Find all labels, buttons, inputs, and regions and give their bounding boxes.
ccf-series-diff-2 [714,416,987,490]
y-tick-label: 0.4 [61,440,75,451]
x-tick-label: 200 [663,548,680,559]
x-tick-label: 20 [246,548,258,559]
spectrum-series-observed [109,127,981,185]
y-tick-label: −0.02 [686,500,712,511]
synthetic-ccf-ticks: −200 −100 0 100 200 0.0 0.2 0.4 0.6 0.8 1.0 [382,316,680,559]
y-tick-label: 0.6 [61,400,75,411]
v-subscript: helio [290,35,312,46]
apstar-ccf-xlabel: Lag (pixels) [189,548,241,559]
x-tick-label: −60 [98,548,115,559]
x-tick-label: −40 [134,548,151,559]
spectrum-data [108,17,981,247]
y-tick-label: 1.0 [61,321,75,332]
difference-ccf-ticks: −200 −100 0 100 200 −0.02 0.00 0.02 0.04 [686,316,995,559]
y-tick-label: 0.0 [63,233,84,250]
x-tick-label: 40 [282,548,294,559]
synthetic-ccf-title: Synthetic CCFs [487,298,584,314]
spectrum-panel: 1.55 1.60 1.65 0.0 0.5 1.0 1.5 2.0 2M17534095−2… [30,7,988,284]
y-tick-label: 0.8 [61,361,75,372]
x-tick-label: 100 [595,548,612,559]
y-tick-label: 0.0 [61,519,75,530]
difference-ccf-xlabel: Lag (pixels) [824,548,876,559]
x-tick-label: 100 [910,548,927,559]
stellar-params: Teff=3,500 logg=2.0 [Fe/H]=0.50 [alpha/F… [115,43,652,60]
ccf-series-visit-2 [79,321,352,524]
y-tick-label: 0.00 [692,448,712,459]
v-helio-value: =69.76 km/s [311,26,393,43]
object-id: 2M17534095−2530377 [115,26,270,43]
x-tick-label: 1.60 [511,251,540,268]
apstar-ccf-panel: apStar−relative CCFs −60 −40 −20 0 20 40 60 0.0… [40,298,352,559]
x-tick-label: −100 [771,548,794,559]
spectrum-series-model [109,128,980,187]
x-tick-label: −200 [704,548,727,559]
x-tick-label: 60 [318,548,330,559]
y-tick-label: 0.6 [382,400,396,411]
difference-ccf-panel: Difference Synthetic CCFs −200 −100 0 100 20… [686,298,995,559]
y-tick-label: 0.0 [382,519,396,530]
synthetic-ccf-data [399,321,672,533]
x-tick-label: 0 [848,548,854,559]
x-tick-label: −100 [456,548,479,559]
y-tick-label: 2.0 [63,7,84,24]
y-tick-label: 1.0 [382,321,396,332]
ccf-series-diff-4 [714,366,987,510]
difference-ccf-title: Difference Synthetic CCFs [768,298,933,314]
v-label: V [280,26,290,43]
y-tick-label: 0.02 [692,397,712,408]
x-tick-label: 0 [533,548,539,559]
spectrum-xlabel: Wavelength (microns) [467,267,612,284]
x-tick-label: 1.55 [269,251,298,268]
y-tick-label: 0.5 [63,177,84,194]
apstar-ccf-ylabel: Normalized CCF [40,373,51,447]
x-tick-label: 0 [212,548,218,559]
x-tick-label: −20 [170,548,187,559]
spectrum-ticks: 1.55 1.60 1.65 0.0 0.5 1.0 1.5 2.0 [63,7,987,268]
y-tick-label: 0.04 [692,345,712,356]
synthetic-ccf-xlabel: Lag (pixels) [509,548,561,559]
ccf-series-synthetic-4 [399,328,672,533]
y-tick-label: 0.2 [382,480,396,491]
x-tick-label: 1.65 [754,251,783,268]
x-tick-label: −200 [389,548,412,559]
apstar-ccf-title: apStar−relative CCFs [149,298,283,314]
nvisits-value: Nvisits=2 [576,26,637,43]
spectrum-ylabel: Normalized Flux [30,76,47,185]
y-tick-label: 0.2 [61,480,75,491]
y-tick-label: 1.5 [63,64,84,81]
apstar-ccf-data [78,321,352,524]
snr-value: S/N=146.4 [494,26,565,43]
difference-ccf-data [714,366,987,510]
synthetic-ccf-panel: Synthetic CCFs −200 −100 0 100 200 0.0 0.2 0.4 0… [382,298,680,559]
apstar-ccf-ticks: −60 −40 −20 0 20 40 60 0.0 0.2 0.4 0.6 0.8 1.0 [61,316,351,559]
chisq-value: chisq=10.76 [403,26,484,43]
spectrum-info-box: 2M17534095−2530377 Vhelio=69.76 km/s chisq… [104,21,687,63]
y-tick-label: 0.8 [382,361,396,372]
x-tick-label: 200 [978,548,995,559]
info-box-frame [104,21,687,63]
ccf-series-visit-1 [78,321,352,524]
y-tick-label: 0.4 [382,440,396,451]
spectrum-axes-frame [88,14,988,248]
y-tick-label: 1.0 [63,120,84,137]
+--
> _What is being asked_
How many of the rows above contain the string "CCFs"? Reply with the number alone.

> _Task answer_
6